#### [Task brief]
Send back all the data below, exactly as given.

Records from a dataset
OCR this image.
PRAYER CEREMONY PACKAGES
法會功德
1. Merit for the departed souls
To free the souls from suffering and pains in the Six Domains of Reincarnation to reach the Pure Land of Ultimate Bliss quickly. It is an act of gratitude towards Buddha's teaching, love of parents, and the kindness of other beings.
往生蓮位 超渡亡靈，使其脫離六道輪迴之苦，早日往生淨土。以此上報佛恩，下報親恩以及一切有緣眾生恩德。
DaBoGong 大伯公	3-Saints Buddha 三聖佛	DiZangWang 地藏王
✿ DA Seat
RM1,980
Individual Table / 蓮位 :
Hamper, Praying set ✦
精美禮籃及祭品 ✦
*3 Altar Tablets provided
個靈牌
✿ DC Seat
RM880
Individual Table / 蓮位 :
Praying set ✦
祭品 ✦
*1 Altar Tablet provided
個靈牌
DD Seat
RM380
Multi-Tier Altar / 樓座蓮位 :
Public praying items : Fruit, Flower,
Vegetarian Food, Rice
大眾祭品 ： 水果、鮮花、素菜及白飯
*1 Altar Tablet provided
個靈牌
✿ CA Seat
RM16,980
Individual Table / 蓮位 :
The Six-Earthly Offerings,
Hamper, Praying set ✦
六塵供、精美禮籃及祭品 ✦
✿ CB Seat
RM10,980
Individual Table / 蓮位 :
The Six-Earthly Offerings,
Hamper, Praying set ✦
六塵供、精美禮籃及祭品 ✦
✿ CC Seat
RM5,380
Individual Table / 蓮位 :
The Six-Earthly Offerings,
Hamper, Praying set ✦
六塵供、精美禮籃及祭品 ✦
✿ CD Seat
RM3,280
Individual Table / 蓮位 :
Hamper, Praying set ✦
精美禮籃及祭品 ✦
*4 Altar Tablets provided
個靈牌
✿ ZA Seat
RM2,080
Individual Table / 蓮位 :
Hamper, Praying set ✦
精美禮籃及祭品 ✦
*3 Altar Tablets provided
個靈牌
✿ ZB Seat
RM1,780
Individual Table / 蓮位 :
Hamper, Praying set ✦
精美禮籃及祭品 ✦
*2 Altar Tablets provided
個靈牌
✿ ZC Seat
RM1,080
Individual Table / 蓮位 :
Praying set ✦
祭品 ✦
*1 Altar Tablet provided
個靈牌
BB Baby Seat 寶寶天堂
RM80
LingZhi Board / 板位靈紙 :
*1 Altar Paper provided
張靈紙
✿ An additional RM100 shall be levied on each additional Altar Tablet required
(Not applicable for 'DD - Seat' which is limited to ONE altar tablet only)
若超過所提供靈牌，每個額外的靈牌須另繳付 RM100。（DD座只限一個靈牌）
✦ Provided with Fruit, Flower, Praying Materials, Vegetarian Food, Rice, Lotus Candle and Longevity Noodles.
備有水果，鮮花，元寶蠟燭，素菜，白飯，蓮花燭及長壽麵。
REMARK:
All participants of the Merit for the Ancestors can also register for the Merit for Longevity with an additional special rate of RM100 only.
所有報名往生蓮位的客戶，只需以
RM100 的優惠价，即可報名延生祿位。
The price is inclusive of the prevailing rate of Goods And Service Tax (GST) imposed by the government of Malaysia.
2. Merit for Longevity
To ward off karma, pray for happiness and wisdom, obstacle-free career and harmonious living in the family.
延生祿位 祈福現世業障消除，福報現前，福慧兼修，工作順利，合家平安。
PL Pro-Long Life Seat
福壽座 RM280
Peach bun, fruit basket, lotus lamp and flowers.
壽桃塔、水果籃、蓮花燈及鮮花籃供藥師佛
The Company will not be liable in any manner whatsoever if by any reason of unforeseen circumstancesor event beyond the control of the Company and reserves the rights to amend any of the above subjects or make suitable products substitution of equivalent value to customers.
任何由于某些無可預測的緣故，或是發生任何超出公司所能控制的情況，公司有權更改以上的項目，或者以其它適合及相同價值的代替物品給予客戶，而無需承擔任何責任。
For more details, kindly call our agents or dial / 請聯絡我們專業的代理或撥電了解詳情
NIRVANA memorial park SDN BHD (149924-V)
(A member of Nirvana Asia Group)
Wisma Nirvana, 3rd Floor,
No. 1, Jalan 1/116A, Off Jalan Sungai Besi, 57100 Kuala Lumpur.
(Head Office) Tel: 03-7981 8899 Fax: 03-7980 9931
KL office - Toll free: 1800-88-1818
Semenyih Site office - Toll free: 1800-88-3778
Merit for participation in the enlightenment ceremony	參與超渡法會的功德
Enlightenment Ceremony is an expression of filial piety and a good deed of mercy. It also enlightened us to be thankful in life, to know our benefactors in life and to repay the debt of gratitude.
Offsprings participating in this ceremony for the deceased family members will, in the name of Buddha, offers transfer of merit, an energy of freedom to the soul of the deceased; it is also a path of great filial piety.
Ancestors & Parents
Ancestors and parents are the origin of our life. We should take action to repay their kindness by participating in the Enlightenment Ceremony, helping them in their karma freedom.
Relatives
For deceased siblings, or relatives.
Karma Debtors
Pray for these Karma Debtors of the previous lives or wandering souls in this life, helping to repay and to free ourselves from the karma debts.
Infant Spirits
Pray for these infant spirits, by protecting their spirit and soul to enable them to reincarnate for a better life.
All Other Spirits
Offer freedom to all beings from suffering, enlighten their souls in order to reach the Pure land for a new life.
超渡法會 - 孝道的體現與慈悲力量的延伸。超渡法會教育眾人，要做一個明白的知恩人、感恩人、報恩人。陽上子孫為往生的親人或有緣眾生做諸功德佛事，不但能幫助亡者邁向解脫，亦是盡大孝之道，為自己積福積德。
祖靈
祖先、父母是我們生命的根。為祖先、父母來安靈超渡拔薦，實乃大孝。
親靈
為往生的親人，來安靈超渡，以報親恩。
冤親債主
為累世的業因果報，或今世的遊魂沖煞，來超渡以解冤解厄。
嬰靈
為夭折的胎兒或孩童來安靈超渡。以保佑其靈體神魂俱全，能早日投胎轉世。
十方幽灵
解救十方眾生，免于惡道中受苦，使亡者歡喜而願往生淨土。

#### [Problem solution]
OCR this image.
PRAYER CEREMONY PACKAGES
法會功德
1. Merit for the departed souls
To free the souls from suffering and pains in the Six Domains of Reincarnation to reach the Pure Land of Ultimate Bliss quickly. It is an act of gratitude towards Buddha's teaching, love of parents, and the kindness of other beings.
往生蓮位 超渡亡靈，使其脫離六道輪迴之苦，早日往生淨土。以此上報佛恩，下報親恩以及一切有緣眾生恩德。
DaBoGong 大伯公	3-Saints Buddha 三聖佛	DiZangWang 地藏王
✿ DA Seat
RM1,980
Individual Table / 蓮位 :
Hamper, Praying set ✦
精美禮籃及祭品 ✦
*3 Altar Tablets provided
個靈牌
✿ DC Seat
RM880
Individual Table / 蓮位 :
Praying set ✦
祭品 ✦
*1 Altar Tablet provided
個靈牌
DD Seat
RM380
Multi-Tier Altar / 樓座蓮位 :
Public praying items : Fruit, Flower,
Vegetarian Food, Rice
大眾祭品 ： 水果、鮮花、素菜及白飯
*1 Altar Tablet provided
個靈牌
✿ CA Seat
RM16,980
Individual Table / 蓮位 :
The Six-Earthly Offerings,
Hamper, Praying set ✦
六塵供、精美禮籃及祭品 ✦
✿ CB Seat
RM10,980
Individual Table / 蓮位 :
The Six-Earthly Offerings,
Hamper, Praying set ✦
六塵供、精美禮籃及祭品 ✦
✿ CC Seat
RM5,380
Individual Table / 蓮位 :
The Six-Earthly Offerings,
Hamper, Praying set ✦
六塵供、精美禮籃及祭品 ✦
✿ CD Seat
RM3,280
Individual Table / 蓮位 :
Hamper, Praying set ✦
精美禮籃及祭品 ✦
*4 Altar Tablets provided
個靈牌
✿ ZA Seat
RM2,080
Individual Table / 蓮位 :
Hamper, Praying set ✦
精美禮籃及祭品 ✦
*3 Altar Tablets provided
個靈牌
✿ ZB Seat
RM1,780
Individual Table / 蓮位 :
Hamper, Praying set ✦
精美禮籃及祭品 ✦
*2 Altar Tablets provided
個靈牌
✿ ZC Seat
RM1,080
Individual Table / 蓮位 :
Praying set ✦
祭品 ✦
*1 Altar Tablet provided
個靈牌
BB Baby Seat 寶寶天堂
RM80
LingZhi Board / 板位靈紙 :
*1 Altar Paper provided
張靈紙
✿ An additional RM100 shall be levied on each additional Altar Tablet required
(Not applicable for 'DD - Seat' which is limited to ONE altar tablet only)
若超過所提供靈牌，每個額外的靈牌須另繳付 RM100。（DD座只限一個靈牌）
✦ Provided with Fruit, Flower, Praying Materials, Vegetarian Food, Rice, Lotus Candle and Longevity Noodles.
備有水果，鮮花，元寶蠟燭，素菜，白飯，蓮花燭及長壽麵。
REMARK:
All participants of the Merit for the Ancestors can also register for the Merit for Longevity with an additional special rate of RM100 only.
所有報名往生蓮位的客戶，只需以
RM100 的優惠价，即可報名延生祿位。
The price is inclusive of the prevailing rate of Goods And Service Tax (GST) imposed by the government of Malaysia.
2. Merit for Longevity
To ward off karma, pray for happiness and wisdom, obstacle-free career and harmonious living in the family.
延生祿位 祈福現世業障消除，福報現前，福慧兼修，工作順利，合家平安。
PL Pro-Long Life Seat
福壽座 RM280
Peach bun, fruit basket, lotus lamp and flowers.
壽桃塔、水果籃、蓮花燈及鮮花籃供藥師佛
The Company will not be liable in any manner whatsoever if by any reason of unforeseen circumstancesor event beyond the control of the Company and reserves the rights to amend any of the above subjects or make suitable products substitution of equivalent value to customers.
任何由于某些無可預測的緣故，或是發生任何超出公司所能控制的情況，公司有權更改以上的項目，或者以其它適合及相同價值的代替物品給予客戶，而無需承擔任何責任。
For more details, kindly call our agents or dial / 請聯絡我們專業的代理或撥電了解詳情
NIRVANA memorial park SDN BHD (149924-V)
(A member of Nirvana Asia Group)
Wisma Nirvana, 3rd Floor,
No. 1, Jalan 1/116A, Off Jalan Sungai Besi, 57100 Kuala Lumpur.
(Head Office) Tel: 03-7981 8899 Fax: 03-7980 9931
KL office - Toll free: 1800-88-1818
Semenyih Site office - Toll free: 1800-88-3778
Merit for participation in the enlightenment ceremony	參與超渡法會的功德
Enlightenment Ceremony is an expression of filial piety and a good deed of mercy. It also enlightened us to be thankful in life, to know our benefactors in life and to repay the debt of gratitude.
Offsprings participating in this ceremony for the deceased family members will, in the name of Buddha, offers transfer of merit, an energy of freedom to the soul of the deceased; it is also a path of great filial piety.
Ancestors & Parents
Ancestors and parents are the origin of our life. We should take action to repay their kindness by participating in the Enlightenment Ceremony, helping them in their karma freedom.
Relatives
For deceased siblings, or relatives.
Karma Debtors
Pray for these Karma Debtors of the previous lives or wandering souls in this life, helping to repay and to free ourselves from the karma debts.
Infant Spirits
Pray for these infant spirits, by protecting their spirit and soul to enable them to reincarnate for a better life.
All Other Spirits
Offer freedom to all beings from suffering, enlighten their souls in order to reach the Pure land for a new life.
超渡法會 - 孝道的體現與慈悲力量的延伸。超渡法會教育眾人，要做一個明白的知恩人、感恩人、報恩人。陽上子孫為往生的親人或有緣眾生做諸功德佛事，不但能幫助亡者邁向解脫，亦是盡大孝之道，為自己積福積德。
祖靈
祖先、父母是我們生命的根。為祖先、父母來安靈超渡拔薦，實乃大孝。
親靈
為往生的親人，來安靈超渡，以報親恩。
冤親債主
為累世的業因果報，或今世的遊魂沖煞，來超渡以解冤解厄。
嬰靈
為夭折的胎兒或孩童來安靈超渡。以保佑其靈體神魂俱全，能早日投胎轉世。
十方幽灵
解救十方眾生，免于惡道中受苦，使亡者歡喜而願往生淨土。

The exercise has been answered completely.